• [Problem details] Please find all lines in the data that hold the string "Moravicí" and copy them.
--- START Records to process ---
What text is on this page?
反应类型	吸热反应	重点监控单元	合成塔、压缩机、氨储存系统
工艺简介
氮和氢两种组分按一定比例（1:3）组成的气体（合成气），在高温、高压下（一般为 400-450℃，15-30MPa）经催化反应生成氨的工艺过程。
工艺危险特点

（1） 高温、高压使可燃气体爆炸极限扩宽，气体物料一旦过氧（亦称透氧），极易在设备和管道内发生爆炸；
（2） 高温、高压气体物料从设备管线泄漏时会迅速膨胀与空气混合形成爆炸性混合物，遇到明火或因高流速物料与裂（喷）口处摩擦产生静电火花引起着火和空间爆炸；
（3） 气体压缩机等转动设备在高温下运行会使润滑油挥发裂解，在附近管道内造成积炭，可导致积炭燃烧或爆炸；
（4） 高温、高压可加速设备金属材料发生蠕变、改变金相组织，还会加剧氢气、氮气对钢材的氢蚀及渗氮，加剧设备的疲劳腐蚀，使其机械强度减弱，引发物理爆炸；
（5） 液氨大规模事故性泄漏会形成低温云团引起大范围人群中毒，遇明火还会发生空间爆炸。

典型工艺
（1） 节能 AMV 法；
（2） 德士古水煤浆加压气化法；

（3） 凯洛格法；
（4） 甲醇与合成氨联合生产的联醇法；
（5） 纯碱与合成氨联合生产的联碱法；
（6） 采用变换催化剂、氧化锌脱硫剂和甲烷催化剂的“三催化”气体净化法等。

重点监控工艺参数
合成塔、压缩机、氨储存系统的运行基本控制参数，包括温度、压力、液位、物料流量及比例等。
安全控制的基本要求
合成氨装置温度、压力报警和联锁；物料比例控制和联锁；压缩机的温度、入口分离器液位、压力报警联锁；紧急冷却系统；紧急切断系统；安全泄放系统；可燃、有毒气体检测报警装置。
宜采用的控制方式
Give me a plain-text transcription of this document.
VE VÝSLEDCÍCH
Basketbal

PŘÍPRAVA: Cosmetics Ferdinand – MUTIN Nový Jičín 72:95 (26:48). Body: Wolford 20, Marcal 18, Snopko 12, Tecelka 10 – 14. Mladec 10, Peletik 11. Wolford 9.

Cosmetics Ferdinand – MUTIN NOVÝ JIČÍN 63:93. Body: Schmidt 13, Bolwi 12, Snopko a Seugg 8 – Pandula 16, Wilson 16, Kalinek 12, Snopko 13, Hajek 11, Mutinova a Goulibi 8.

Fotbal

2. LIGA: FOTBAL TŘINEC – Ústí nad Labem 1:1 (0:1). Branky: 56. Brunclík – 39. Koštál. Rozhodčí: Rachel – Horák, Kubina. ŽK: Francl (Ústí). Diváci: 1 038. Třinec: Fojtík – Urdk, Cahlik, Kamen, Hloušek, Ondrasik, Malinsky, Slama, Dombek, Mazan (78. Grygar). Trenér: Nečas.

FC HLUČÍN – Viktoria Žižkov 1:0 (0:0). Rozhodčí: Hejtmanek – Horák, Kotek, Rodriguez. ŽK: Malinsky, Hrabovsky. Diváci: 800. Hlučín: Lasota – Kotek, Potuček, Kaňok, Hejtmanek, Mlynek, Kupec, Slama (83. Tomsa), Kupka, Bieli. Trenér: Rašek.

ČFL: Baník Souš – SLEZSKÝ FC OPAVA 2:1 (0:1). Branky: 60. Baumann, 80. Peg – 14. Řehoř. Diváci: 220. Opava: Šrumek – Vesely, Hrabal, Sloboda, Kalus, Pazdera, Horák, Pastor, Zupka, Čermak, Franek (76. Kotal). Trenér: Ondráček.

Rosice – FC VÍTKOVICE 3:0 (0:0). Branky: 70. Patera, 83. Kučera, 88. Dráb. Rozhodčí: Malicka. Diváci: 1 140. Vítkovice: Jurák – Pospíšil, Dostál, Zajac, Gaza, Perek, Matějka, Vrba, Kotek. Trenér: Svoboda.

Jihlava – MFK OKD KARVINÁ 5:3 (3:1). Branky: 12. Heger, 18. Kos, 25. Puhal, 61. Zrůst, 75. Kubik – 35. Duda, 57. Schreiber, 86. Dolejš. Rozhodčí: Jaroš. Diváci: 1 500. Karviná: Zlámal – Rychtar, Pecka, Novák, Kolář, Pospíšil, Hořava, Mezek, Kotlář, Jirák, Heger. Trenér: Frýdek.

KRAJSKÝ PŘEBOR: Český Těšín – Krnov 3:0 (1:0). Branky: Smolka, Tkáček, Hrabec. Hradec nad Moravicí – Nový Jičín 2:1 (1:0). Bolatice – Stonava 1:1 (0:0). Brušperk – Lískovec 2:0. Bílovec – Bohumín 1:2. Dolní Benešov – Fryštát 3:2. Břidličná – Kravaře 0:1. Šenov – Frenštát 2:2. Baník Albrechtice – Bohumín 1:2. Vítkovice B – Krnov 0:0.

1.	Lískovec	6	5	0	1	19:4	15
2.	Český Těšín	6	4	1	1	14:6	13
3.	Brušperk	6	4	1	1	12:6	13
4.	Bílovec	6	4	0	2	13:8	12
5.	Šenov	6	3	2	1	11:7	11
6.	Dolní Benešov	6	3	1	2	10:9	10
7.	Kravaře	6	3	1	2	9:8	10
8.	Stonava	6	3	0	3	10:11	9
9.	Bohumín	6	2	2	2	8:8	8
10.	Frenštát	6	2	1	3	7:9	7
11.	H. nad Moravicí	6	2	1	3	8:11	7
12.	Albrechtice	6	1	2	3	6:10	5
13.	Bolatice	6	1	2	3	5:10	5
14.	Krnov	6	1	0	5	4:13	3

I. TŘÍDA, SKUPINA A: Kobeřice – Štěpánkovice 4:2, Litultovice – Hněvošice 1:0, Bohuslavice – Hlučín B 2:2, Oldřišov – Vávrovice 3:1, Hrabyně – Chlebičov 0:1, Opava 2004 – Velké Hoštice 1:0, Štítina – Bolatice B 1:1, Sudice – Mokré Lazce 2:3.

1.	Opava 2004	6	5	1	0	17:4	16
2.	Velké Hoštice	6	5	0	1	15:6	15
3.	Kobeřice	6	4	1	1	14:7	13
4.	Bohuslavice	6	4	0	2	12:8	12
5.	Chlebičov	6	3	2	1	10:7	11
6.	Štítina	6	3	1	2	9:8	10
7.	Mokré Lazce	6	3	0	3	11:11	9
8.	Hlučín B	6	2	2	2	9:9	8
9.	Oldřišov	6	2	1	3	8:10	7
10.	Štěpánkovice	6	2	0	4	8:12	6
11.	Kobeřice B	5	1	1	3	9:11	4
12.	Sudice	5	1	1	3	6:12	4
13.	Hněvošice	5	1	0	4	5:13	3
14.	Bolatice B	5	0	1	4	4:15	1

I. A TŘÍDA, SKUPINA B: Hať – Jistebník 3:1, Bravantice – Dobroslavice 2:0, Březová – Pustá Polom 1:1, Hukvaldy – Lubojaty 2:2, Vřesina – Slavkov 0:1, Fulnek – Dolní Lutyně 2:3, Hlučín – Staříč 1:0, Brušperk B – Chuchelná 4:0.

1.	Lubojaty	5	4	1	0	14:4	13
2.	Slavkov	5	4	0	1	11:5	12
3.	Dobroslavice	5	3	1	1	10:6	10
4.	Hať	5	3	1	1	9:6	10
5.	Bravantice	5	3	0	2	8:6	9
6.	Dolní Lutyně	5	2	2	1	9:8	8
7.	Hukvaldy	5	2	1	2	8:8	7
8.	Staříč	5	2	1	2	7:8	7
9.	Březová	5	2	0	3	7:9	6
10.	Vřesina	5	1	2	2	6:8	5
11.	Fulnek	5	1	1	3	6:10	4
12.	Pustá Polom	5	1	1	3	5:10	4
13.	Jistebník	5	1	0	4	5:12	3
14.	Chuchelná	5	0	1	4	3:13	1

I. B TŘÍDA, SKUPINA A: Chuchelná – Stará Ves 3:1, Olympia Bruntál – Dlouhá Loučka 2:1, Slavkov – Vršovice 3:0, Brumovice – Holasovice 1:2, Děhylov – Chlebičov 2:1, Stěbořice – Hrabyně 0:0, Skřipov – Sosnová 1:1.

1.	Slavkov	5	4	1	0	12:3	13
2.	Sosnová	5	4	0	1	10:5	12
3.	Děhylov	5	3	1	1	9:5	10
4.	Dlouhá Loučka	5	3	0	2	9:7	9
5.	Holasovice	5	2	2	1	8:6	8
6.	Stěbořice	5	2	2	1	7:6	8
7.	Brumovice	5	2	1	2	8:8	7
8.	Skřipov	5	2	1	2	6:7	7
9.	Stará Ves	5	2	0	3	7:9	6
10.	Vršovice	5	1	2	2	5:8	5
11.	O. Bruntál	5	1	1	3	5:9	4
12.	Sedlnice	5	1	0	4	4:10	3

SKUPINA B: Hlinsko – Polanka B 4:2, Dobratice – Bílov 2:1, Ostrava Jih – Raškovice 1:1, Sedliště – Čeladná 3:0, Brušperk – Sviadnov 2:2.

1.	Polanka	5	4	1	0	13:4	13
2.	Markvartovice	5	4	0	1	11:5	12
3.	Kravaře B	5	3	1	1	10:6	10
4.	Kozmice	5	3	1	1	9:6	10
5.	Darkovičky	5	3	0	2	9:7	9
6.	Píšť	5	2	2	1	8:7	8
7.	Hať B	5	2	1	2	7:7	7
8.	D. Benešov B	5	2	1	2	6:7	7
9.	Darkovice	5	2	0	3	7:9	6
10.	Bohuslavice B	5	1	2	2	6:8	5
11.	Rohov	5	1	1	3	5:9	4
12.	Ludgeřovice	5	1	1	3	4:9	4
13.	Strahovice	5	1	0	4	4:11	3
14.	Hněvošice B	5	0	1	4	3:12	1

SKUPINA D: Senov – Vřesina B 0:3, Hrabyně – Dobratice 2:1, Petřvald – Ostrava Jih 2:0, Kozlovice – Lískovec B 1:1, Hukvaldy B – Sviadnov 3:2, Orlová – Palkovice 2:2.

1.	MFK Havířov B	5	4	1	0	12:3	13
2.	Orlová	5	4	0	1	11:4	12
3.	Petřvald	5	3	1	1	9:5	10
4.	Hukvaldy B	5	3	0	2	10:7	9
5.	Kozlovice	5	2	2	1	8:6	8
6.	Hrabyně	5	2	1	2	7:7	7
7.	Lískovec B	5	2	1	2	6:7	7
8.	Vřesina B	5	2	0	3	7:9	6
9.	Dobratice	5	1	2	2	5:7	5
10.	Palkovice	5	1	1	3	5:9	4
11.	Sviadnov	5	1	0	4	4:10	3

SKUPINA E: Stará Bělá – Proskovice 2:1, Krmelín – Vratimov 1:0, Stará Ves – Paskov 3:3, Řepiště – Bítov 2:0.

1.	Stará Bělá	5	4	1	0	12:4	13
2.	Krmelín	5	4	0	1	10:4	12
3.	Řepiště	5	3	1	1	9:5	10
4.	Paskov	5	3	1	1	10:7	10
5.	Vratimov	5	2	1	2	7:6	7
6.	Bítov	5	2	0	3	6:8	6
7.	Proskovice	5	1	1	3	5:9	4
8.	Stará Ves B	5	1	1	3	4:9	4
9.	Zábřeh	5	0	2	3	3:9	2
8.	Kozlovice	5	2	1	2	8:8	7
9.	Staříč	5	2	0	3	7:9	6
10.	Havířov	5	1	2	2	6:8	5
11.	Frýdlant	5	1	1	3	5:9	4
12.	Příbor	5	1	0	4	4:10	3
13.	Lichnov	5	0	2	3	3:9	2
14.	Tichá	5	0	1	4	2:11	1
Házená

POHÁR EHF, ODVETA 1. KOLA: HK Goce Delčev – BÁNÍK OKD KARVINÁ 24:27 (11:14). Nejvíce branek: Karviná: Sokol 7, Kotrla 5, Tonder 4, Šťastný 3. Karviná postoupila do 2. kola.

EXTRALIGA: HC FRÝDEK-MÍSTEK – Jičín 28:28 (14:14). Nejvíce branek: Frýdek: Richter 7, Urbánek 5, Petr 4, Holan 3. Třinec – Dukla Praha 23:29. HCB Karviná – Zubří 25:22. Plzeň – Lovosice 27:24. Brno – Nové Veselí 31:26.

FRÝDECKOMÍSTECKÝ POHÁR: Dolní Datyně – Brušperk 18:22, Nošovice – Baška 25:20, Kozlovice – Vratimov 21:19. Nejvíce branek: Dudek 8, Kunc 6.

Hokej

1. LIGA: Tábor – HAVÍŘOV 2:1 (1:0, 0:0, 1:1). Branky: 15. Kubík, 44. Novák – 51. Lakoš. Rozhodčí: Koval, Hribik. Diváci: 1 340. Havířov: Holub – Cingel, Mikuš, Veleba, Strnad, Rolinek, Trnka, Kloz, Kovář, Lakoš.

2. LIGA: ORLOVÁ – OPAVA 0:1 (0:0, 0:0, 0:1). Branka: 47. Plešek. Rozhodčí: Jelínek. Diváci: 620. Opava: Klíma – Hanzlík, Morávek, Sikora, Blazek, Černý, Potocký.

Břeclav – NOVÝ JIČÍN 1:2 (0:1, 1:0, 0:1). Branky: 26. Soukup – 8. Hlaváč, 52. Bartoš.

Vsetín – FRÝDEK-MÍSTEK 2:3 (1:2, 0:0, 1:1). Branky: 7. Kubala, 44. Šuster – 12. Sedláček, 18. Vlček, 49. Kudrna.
--- END Records to process ---
• [Reply to the task]
KRAJSKÝ PŘEBOR: Český Těšín – Krnov 3:0 (1:0). Branky: Smolka, Tkáček, Hrabec. Hradec nad Moravicí – Nový Jičín 2:1 (1:0). Bolatice – Stonava 1:1 (0:0). Brušperk – Lískovec 2:0. Bílovec – Bohumín 1:2. Dolní Benešov – Fryštát 3:2. Břidličná – Kravaře 0:1. Šenov – Frenštát 2:2. Baník Albrechtice – Bohumín 1:2. Vítkovice B – Krnov 0:0.
11.	H. nad Moravicí	6	2	1	3	8:11	7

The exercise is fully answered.